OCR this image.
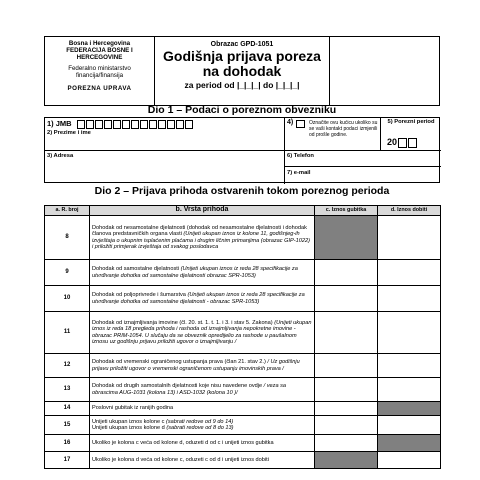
Bosna i Hercegovina
FEDERACIJA BOSNE I HERCEGOVINE
Federalno ministarstvo financija/finansija
POREZNA UPRAVA
Obrazac GPD-1051
Godišnja prijava poreza
na dohodak
za period od |_|_|_| do |_|_|_|
Dio 1 – Podaci o poreznom obvezniku
1) JMB
2) Prezime i ime
3) Adresa
4)	Označite ovu kućicu ukoliko su se vaši kontakt podaci izmjenili od prošle godine.
5) Porezni period
20
6) Telefon
7) e-mail
Dio 2 – Prijava prihoda ostvarenih tokom poreznog perioda
a. R. broj	b. Vrsta prihoda	c. Iznos gubitka	d. Iznos dobiti
8	Dohodak od nesamostalne djelatnosti (dohodak od nesamostalne djelatnosti i dohodak članova predstavničkih organa vlasti (Unijeti ukupan iznos iz kolone 11, godišnjeg-ih izvještaja o ukupnim isplaćenim plaćama i drugim ličnim primanjima (obrazac GIP-1022) i priložiti primjerak izvještaja od svakog poslodavca		
9	Dohodak od samostalne djelatnosti (Unijeti ukupan iznos iz reda 28 specifikacije za utvrđivanje dohotka od samostalne djelatnosti obrazac SPR-1053)		
10	Dohodak od poljoprivrede i šumarstva (Unijeti ukupan iznos iz reda 28 specifikacije za utvrđivanje dohotka od samostalne djelatnosti - obrazac SPR-1053)		
11	Dohodak od iznajmljivanja imovine (čl. 20. st. 1. t. 1. i 3. i stav 5. Zakona) (Unijeti ukupan iznos iz reda 18 pregleda prihoda i rashoda od iznajmljivanja nepokretne imovine - obrazac PRIM-1054. U slučaju da se obveznik opredijelio za rashode u paušalnom iznosu uz godišnju prijavu priložiti ugovor o iznajmljivanju /		
12	Dohodak od vremenski ograničenog ustupanja prava (član 21. stav 2.) / Uz godišnju prijavu priložiti ugovor o vremenski ograničenom ustupanju imovinskih prava /		
13	Dohodak od drugih samostalnih djelatnosti koje nisu navedene ovdje / veza sa obrascima AUG-1031 (kolona 13) i ASD-1032 (kolona 10 )/		
14	Poslovni gubitak iz ranijih godina		
15	Unijeti ukupan iznos kolone c (sabrati redove od 9 do 14)
Unijeti ukupan iznos kolone d (sabrati redove od 8 do 13)		
16	Ukoliko je kolona c veća od kolone d, oduzeti d od c i unijeti iznos gubitka		
17	Ukoliko je kolona d veća od kolone c, oduzeti c od d i unijeti iznos dobiti		
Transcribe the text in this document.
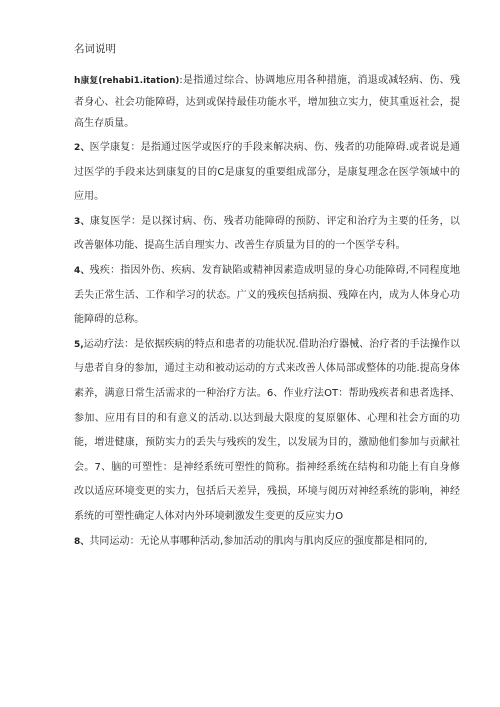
名词说明

h康复(rehabi1.itation):是指通过综合、协调地应用各种措施，消退或减轻病、伤、残者身心、社会功能障碍，达到或保持最佳功能水平，增加独立实力，使其重返社会，提高生存质量。

2、医学康复：是指通过医学或医疗的手段来解决病、伤、残者的功能障碍.或者说是通过医学的手段来达到康复的目的C是康复的重要组成部分，是康复理念在医学领域中的应用。

3、康复医学：是以探讨病、伤、残者功能障碍的预防、评定和治疗为主要的任务，以改善躯体功能、提高生活自理实力、改善生存质量为目的的一个医学专科。

4、残疾：指因外伤、疾病、发育缺陷或精神因素造成明显的身心功能障碍,不同程度地丢失正常生活、工作和学习的状态。广义的残疾包括病损、残障在内，成为人体身心功能障碍的总称。

5,运动疗法：是依据疾病的特点和患者的功能状况.借助治疗器械、治疗者的手法操作以与患者自身的参加，通过主动和被动运动的方式来改善人体局部或整体的功能.提高身体素养，满意日常生活需求的一种治疗方法。6、作业疗法OT：帮助残疾者和患者选择、参加、应用有目的和有意义的活动.以达到最大限度的复原躯体、心理和社会方面的功能，增进健康，预防实力的丢失与残疾的发生，以发展为目的，激励他们参加与贡献社会。7、脑的可塑性：是神经系统可塑性的简称。指神经系统在结构和功能上有自身修改以适应环境变更的实力，包括后天差异，残损，环境与阅历对神经系统的影响，神经系统的可塑性确定人体对内外环境剌激发生变更的反应实力O

8、共同运动：无论从事哪种活动,参加活动的肌肉与肌肉反应的强度都是相同的,
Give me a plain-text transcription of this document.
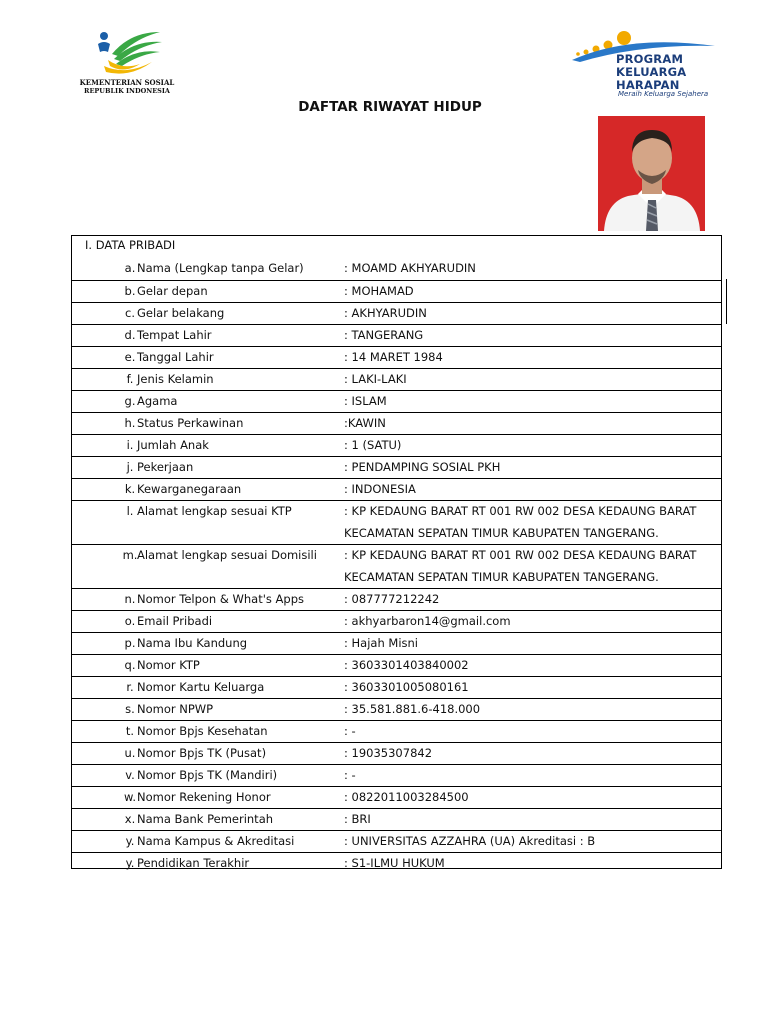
KEMENTERIAN SOSIAL
REPUBLIK INDONESIA
PROGRAM
KELUARGA
HARAPAN
Meraih Keluarga Sejahera
DAFTAR RIWAYAT HIDUP
I. DATA PRIBADI
a. Nama (Lengkap tanpa Gelar)	: MOAMD AKHYARUDIN
b. Gelar depan	: MOHAMAD
c. Gelar belakang	: AKHYARUDIN
d. Tempat Lahir	: TANGERANG
e. Tanggal Lahir	: 14 MARET 1984
f. Jenis Kelamin	: LAKI-LAKI
g. Agama	: ISLAM
h. Status Perkawinan	:KAWIN
i. Jumlah Anak	: 1 (SATU)
j. Pekerjaan	: PENDAMPING SOSIAL PKH
k. Kewarganegaraan	: INDONESIA
l. Alamat lengkap sesuai KTP	: KP KEDAUNG BARAT RT 001 RW 002 DESA KEDAUNG BARAT
KECAMATAN SEPATAN TIMUR KABUPATEN TANGERANG.
m. Alamat lengkap sesuai Domisili : KP KEDAUNG BARAT RT 001 RW 002 DESA KEDAUNG BARAT
KECAMATAN SEPATAN TIMUR KABUPATEN TANGERANG.
n. Nomor Telpon & What's Apps	: 087777212242
o. Email Pribadi	: akhyarbaron14@gmail.com
p. Nama Ibu Kandung	: Hajah Misni
q. Nomor KTP	: 3603301403840002
r. Nomor Kartu Keluarga	: 3603301005080161
s. Nomor NPWP	: 35.581.881.6-418.000
t. Nomor Bpjs Kesehatan	: -
u. Nomor Bpjs TK (Pusat)	: 19035307842
v. Nomor Bpjs TK (Mandiri)	: -
w. Nomor Rekening Honor	: 0822011003284500
x. Nama Bank Pemerintah	: BRI
y. Nama Kampus & Akreditasi	: UNIVERSITAS AZZAHRA (UA) Akreditasi : B
y. Pendidikan Terakhir	: S1-ILMU HUKUM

## Problem requirements
Only lines that contain the word "prijavu" are wanted; copy each of them.

## Written reply
11	Dohodak od iznajmljivanja imovine (čl. 20. st. 1. t. 1. i 3. i stav 5. Zakona) (Unijeti ukupan iznos iz reda 18 pregleda prihoda i rashoda od iznajmljivanja nepokretne imovine - obrazac PRIM-1054. U slučaju da se obveznik opredijelio za rashode u paušalnom iznosu uz godišnju prijavu priložiti ugovor o iznajmljivanju /		
12	Dohodak od vremenski ograničenog ustupanja prava (član 21. stav 2.) / Uz godišnju prijavu priložiti ugovor o vremenski ograničenom ustupanju imovinskih prava /		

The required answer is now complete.